Task objective:
Identify the lines that contain the word "стихотворение" and copy each one.
======== Extracted information
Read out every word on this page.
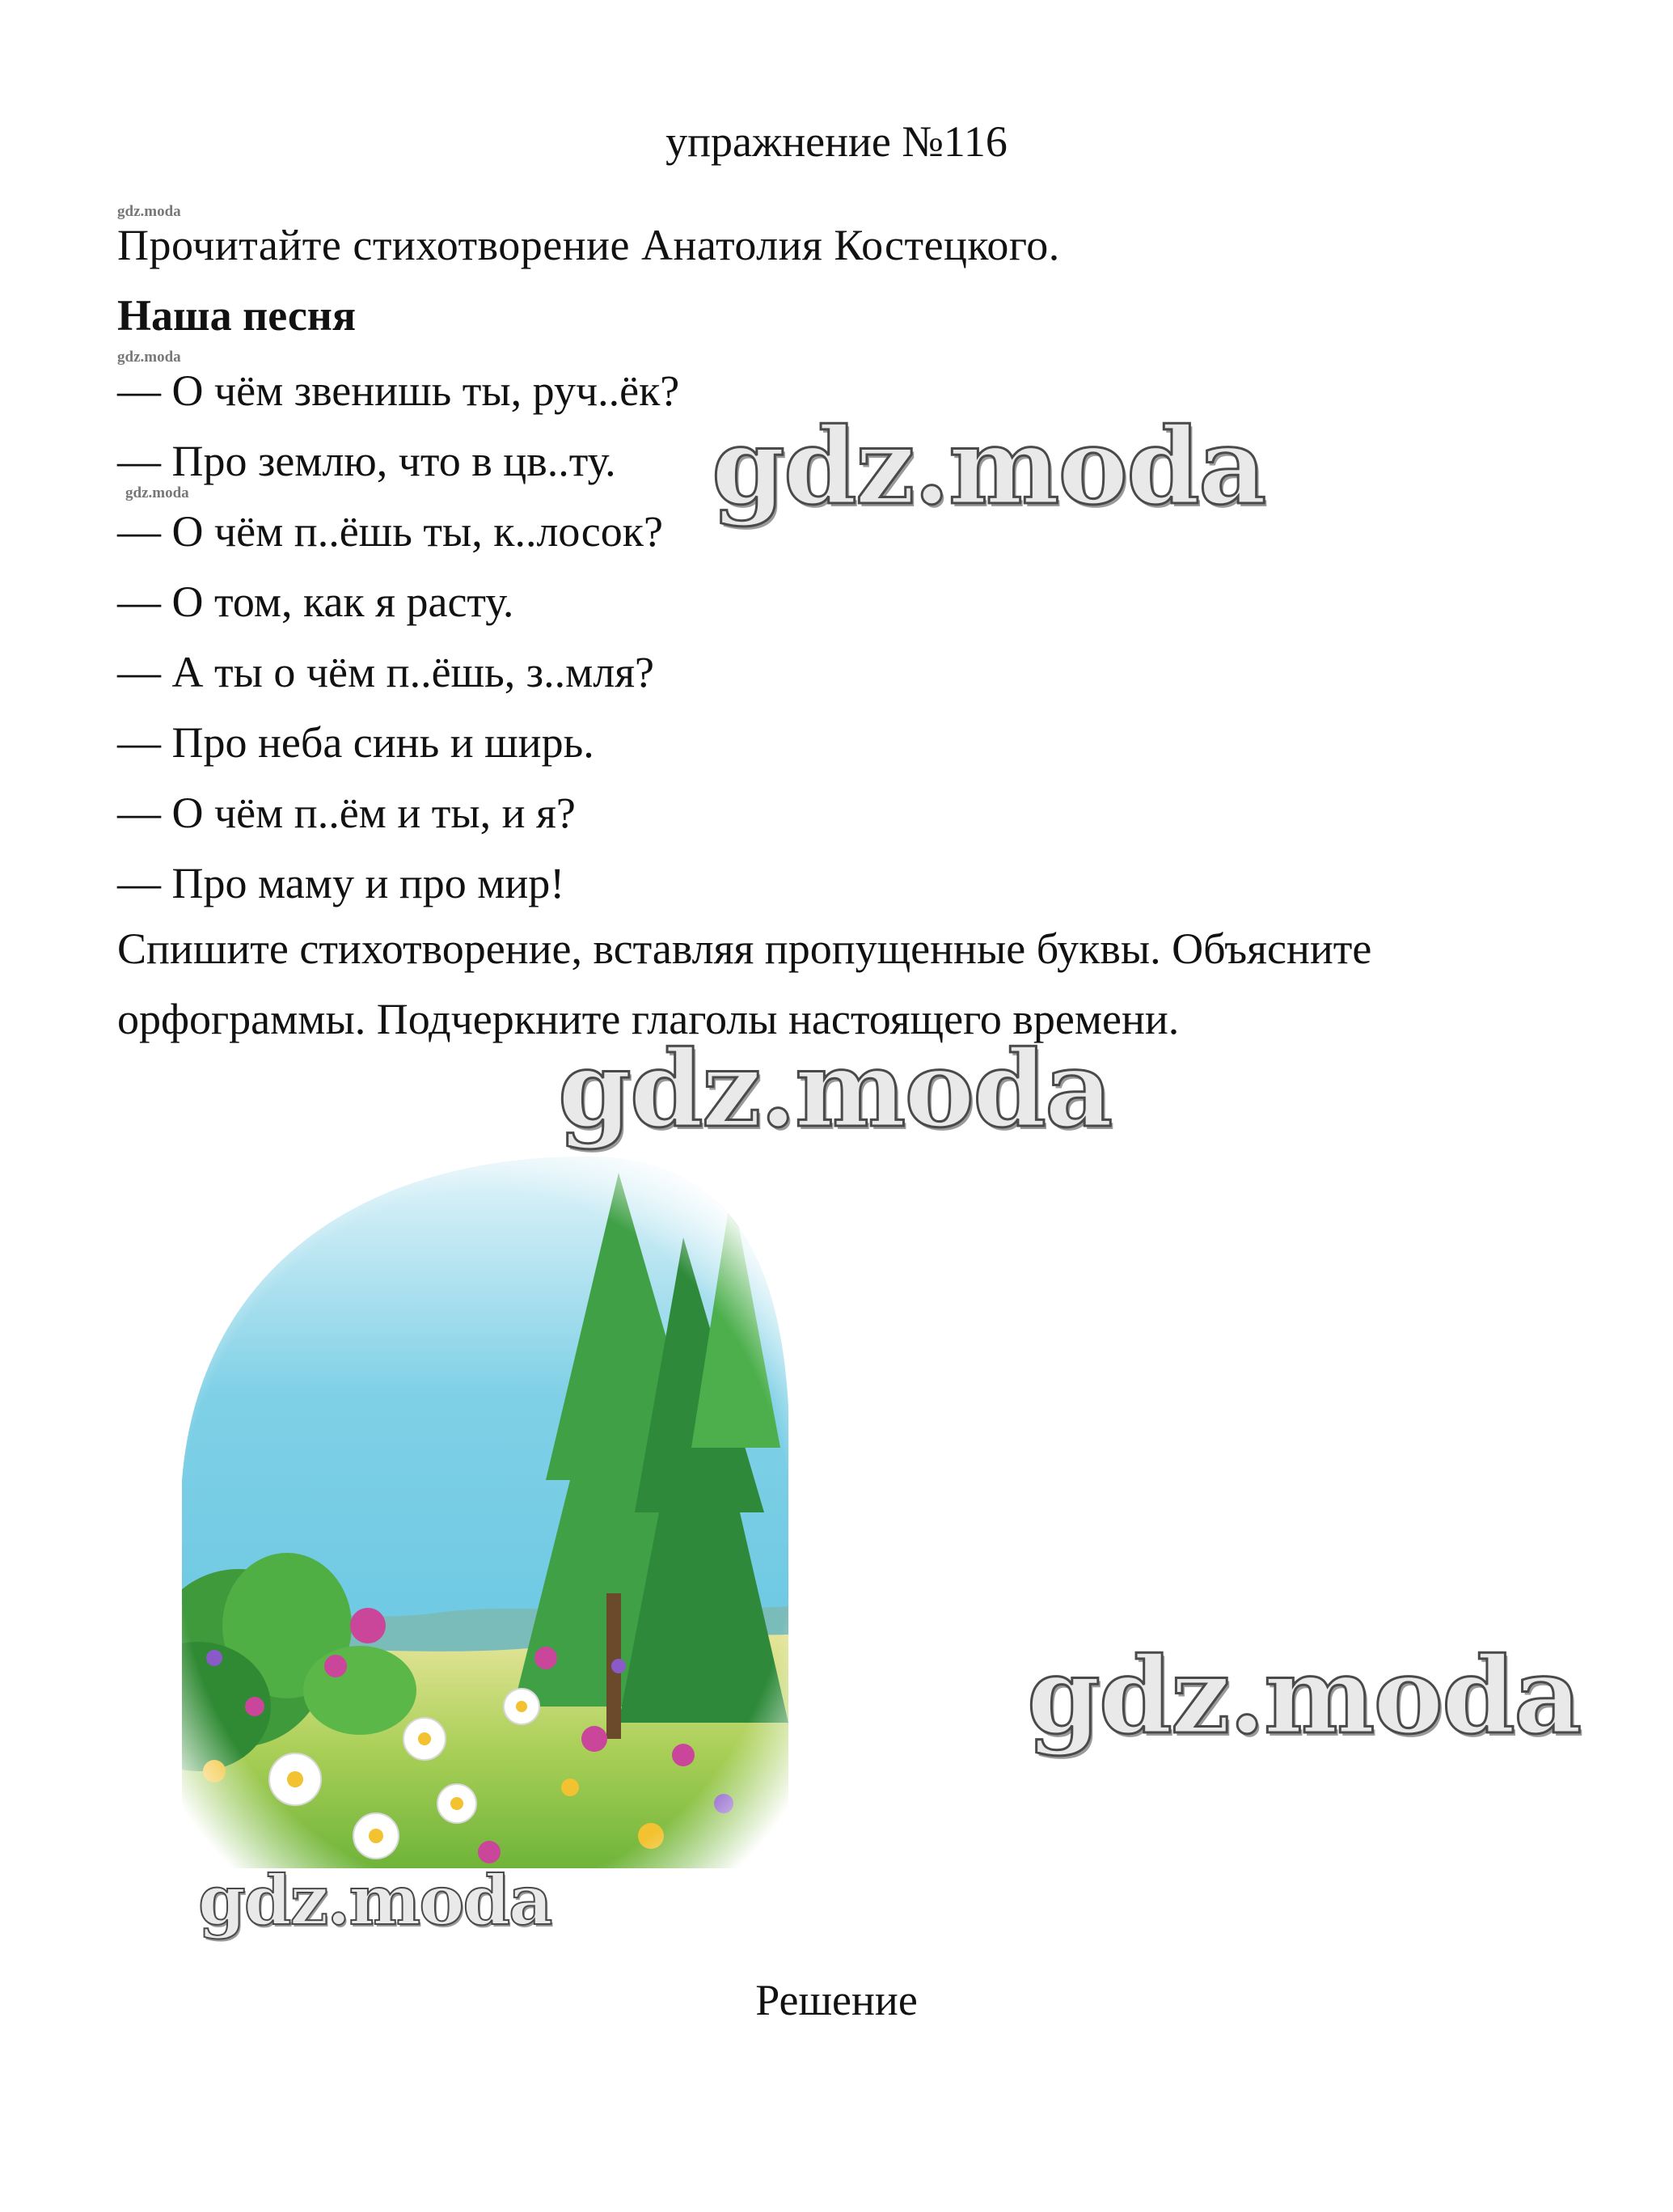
упражнение №116
gdz.moda
Прочитайте стихотворение Анатолия Костецкого.
Наша песня
gdz.moda
gdz.moda
— О чём звенишь ты, руч..ёк?
— Про землю, что в цв..ту.
— О чём п..ёшь ты, к..лосок?
— О том, как я расту.
— А ты о чём п..ёшь, з..мля?
— Про неба синь и ширь.
— О чём п..ём и ты, и я?
— Про маму и про мир!

Спишите стихотворение, вставляя пропущенные буквы. Объясните орфограммы. Подчеркните глаголы настоящего времени.

gdz.moda
gdz.moda
gdz.moda
gdz.moda
Решение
================
Output of the task:
Прочитайте стихотворение Анатолия Костецкого.
Спишите стихотворение, вставляя пропущенные буквы. Объясните орфограммы. Подчеркните глаголы настоящего времени.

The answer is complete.